* _JOB_
Copy the part of the listing that opens with the line containing "cursor-icon <box>623 32 634 49</box>" and closes with the line containing "caret-icon <box>492 279 498 282</box>", changing "table-cell" to "data-cell" and leaving everything else the same.

* _RECORDS FOR THIS TASK_
* * * *

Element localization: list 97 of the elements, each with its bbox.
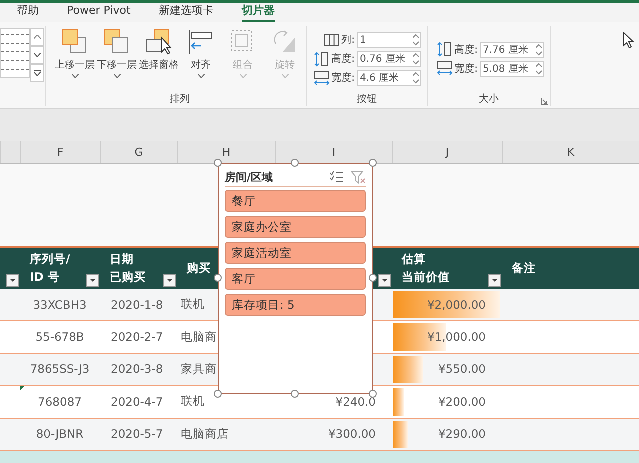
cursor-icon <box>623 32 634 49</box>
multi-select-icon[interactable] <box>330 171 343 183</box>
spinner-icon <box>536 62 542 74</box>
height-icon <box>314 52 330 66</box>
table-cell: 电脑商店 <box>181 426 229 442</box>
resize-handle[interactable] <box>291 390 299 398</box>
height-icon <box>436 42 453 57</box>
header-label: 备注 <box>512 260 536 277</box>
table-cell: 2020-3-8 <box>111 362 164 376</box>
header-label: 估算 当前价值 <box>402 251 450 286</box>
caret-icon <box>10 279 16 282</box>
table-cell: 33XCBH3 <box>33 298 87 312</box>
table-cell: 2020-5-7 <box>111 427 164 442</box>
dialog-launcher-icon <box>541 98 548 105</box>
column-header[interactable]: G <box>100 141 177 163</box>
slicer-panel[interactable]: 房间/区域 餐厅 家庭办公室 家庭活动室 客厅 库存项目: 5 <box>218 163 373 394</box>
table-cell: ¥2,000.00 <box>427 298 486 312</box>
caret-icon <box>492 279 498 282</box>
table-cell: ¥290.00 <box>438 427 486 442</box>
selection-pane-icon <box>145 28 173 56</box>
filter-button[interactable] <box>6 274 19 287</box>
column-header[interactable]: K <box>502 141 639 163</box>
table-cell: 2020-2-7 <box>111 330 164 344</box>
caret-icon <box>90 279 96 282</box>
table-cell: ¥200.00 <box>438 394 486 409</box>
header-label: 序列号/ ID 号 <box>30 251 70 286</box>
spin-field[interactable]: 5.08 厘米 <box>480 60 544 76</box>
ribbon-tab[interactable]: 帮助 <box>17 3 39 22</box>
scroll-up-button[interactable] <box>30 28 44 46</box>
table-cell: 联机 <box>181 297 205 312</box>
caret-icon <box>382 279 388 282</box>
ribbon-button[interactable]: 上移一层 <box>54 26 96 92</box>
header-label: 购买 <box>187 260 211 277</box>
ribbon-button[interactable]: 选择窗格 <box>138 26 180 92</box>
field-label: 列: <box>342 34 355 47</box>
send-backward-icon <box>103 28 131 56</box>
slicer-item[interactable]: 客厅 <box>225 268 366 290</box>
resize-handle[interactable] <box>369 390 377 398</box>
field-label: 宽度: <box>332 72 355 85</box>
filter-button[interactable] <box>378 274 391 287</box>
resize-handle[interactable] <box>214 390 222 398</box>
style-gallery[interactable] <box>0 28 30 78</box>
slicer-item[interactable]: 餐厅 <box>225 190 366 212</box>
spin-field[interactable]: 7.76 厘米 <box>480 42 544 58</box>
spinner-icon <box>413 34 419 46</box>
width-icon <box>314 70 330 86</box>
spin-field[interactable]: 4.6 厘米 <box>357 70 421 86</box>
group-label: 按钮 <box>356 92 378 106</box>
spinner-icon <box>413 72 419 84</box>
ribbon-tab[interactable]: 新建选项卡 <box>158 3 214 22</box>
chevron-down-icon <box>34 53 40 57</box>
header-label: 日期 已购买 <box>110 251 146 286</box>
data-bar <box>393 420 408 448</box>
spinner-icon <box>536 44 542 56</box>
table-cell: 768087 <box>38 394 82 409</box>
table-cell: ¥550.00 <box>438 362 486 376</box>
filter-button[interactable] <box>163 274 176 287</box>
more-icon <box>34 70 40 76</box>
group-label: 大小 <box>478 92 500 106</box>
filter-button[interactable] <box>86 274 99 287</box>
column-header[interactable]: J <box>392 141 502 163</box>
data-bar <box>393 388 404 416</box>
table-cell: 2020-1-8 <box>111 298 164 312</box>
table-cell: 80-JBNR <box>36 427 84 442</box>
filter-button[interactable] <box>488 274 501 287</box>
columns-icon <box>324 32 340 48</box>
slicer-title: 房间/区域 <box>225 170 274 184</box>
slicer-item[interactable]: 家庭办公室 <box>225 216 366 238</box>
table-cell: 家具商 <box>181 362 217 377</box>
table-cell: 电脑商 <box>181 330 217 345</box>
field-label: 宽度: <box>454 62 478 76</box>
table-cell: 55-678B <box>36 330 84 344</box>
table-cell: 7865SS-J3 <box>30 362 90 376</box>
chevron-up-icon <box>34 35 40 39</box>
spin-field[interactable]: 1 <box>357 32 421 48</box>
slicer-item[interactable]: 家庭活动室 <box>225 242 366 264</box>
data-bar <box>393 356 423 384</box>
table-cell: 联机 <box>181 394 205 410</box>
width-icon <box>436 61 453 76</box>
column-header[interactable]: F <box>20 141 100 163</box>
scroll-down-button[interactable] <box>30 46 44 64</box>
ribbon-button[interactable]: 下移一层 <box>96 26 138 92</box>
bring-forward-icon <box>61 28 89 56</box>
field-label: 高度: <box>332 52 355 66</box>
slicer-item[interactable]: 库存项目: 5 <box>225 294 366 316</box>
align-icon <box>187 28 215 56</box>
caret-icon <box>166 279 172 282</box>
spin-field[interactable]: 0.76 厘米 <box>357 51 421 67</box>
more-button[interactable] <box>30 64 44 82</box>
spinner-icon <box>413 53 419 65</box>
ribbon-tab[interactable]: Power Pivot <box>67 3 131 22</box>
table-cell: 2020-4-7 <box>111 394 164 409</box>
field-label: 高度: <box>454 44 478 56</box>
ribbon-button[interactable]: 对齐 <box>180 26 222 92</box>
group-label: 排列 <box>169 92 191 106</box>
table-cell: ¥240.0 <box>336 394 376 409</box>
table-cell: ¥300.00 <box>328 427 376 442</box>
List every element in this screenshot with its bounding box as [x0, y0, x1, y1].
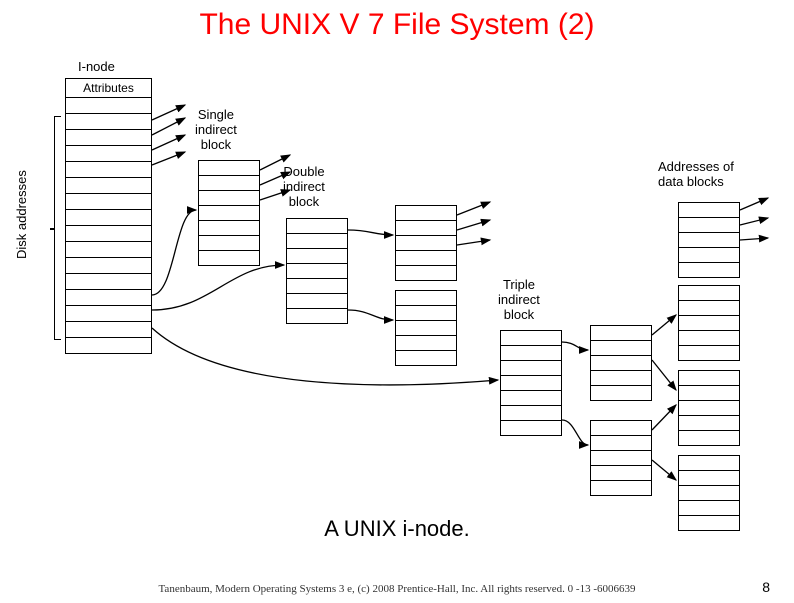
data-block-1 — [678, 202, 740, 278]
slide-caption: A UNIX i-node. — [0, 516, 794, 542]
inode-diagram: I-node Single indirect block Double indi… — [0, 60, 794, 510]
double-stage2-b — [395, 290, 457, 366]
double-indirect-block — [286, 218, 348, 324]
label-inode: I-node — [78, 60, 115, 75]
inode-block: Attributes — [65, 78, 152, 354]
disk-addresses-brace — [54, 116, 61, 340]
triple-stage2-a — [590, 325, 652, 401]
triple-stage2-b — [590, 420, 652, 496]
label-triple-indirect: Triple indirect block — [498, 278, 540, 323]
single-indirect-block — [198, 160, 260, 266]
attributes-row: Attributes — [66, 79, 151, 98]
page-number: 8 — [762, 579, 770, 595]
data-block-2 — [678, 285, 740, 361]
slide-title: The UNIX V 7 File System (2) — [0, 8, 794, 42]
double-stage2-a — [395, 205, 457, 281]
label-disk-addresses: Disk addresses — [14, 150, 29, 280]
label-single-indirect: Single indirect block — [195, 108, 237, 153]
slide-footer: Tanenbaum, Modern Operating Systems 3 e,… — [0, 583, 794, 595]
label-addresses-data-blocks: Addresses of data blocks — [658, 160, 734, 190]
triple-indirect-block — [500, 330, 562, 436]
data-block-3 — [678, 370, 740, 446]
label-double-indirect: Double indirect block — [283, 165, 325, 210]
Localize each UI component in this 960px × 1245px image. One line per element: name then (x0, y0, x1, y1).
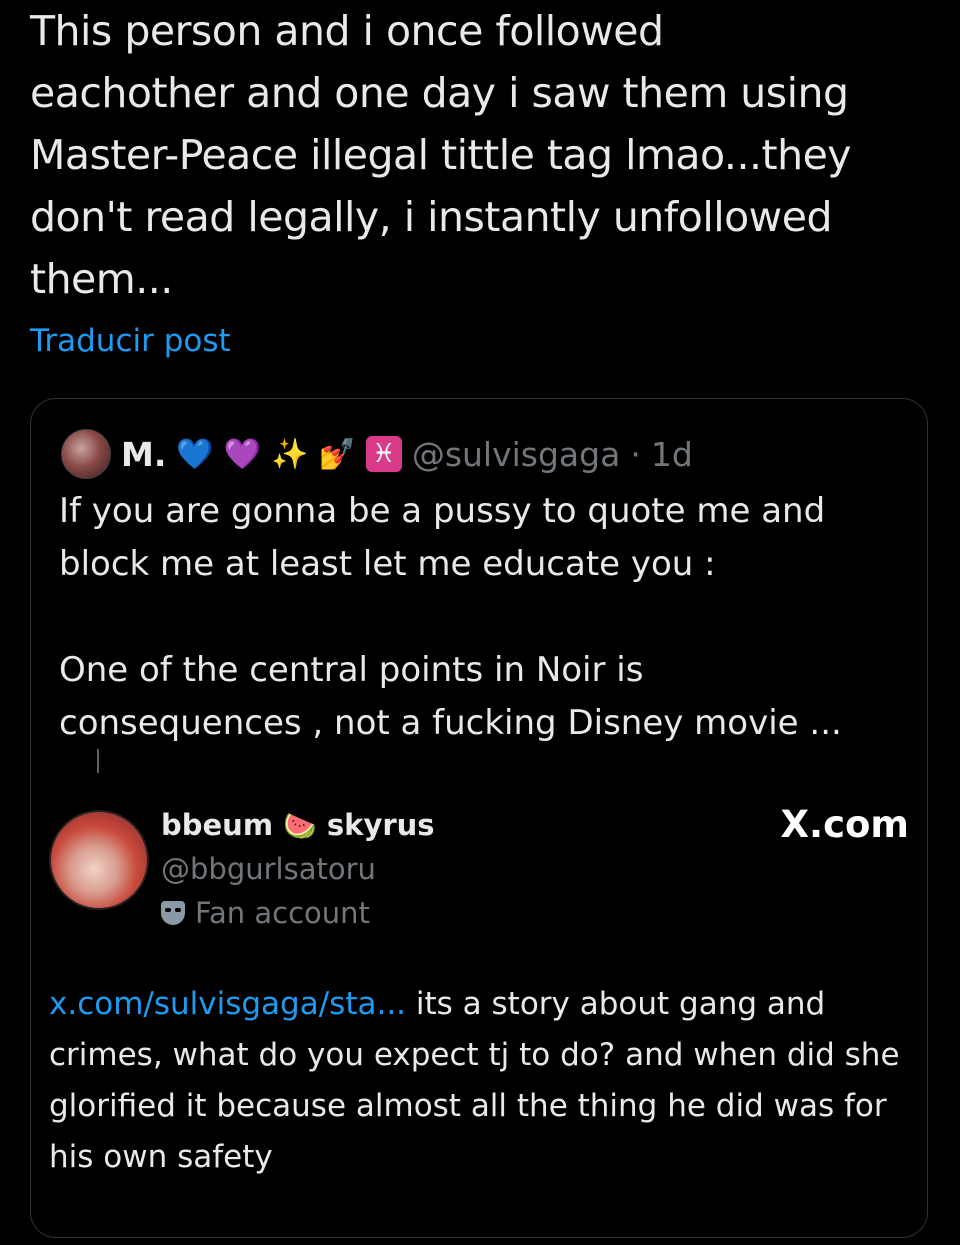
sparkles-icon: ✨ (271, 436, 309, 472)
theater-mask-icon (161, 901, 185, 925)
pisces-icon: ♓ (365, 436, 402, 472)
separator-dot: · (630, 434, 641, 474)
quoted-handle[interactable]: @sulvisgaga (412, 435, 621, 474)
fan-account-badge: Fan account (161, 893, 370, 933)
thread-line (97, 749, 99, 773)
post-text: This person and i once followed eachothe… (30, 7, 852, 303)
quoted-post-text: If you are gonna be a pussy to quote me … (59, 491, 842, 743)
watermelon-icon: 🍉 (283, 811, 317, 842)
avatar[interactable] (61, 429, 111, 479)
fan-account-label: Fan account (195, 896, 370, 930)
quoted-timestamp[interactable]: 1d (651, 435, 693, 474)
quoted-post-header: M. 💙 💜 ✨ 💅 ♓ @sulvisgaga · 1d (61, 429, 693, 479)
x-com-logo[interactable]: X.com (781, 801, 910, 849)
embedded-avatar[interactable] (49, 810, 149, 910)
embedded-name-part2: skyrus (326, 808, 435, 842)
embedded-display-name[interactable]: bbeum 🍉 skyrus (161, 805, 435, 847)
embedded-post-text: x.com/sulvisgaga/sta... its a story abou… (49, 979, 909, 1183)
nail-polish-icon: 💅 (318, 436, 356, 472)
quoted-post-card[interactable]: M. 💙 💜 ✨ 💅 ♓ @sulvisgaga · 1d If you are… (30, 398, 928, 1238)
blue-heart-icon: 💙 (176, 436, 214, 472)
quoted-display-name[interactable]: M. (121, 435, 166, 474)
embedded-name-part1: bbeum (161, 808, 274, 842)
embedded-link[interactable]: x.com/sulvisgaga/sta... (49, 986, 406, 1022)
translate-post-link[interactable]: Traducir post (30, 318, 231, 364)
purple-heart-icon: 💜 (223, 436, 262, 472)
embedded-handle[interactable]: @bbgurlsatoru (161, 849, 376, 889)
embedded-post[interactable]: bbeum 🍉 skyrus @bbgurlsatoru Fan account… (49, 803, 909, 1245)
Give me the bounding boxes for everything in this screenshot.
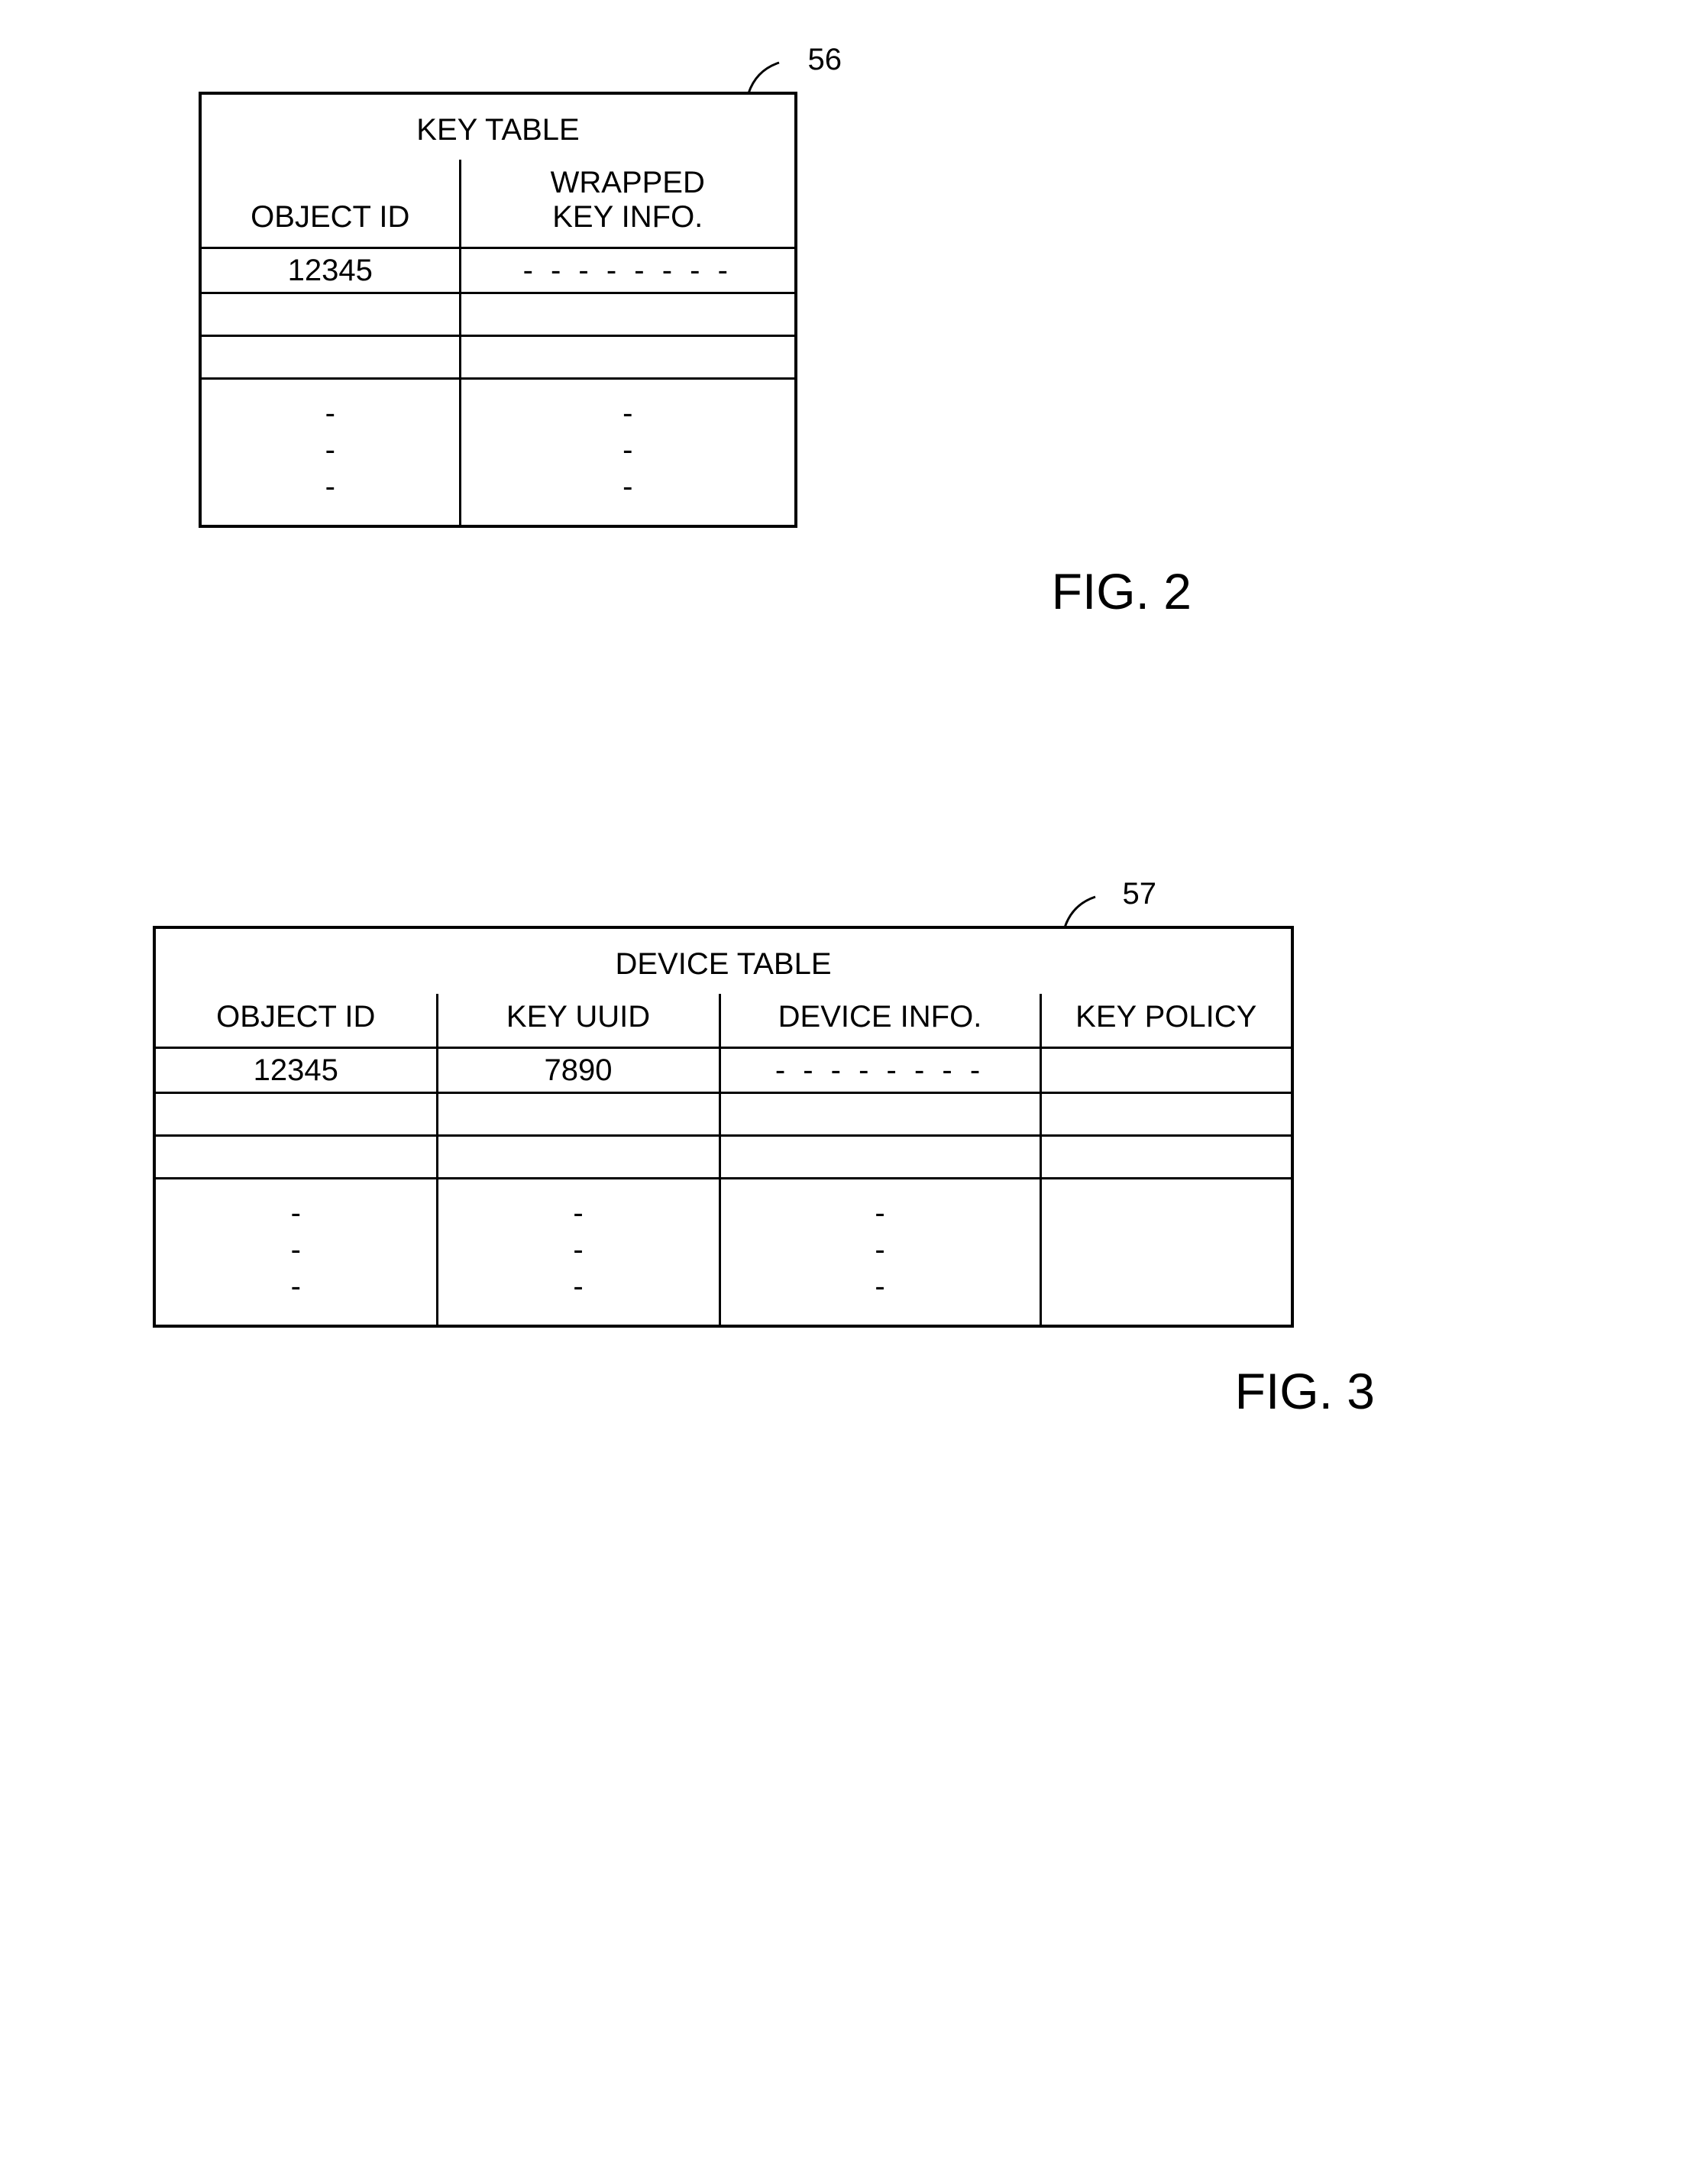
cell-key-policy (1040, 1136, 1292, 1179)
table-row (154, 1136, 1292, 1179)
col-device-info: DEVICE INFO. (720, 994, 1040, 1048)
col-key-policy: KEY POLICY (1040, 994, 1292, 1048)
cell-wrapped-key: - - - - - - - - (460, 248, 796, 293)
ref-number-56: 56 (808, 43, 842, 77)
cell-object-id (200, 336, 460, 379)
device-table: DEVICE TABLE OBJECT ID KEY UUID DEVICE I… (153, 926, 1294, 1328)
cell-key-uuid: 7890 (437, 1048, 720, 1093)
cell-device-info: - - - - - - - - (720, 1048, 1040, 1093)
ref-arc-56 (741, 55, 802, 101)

* * * *

* _SOLUTION TO THE PROBLEM_
cursor-icon <box>623 32 634 49</box>
multi-select-icon[interactable] <box>330 171 343 183</box>
spinner-icon <box>536 62 542 74</box>
height-icon <box>314 52 330 66</box>
data-cell: 电脑商店 <box>181 426 229 442</box>
resize-handle[interactable] <box>291 390 299 398</box>
height-icon <box>436 42 453 57</box>
header-label: 备注 <box>512 260 536 277</box>
data-cell: 2020-3-8 <box>111 362 164 376</box>
header-label: 估算 当前价值 <box>402 251 450 286</box>
caret-icon <box>10 279 16 282</box>
data-cell: 33XCBH3 <box>33 298 87 312</box>
data-cell: 2020-5-7 <box>111 427 164 442</box>
dialog-launcher-icon <box>541 98 548 105</box>
column-header[interactable]: G <box>100 141 177 163</box>
slicer-panel[interactable]: 房间/区域 餐厅 家庭办公室 家庭活动室 客厅 库存项目: 5 <box>218 163 373 394</box>
data-cell: ¥2,000.00 <box>427 298 486 312</box>
caret-icon <box>492 279 498 282</box>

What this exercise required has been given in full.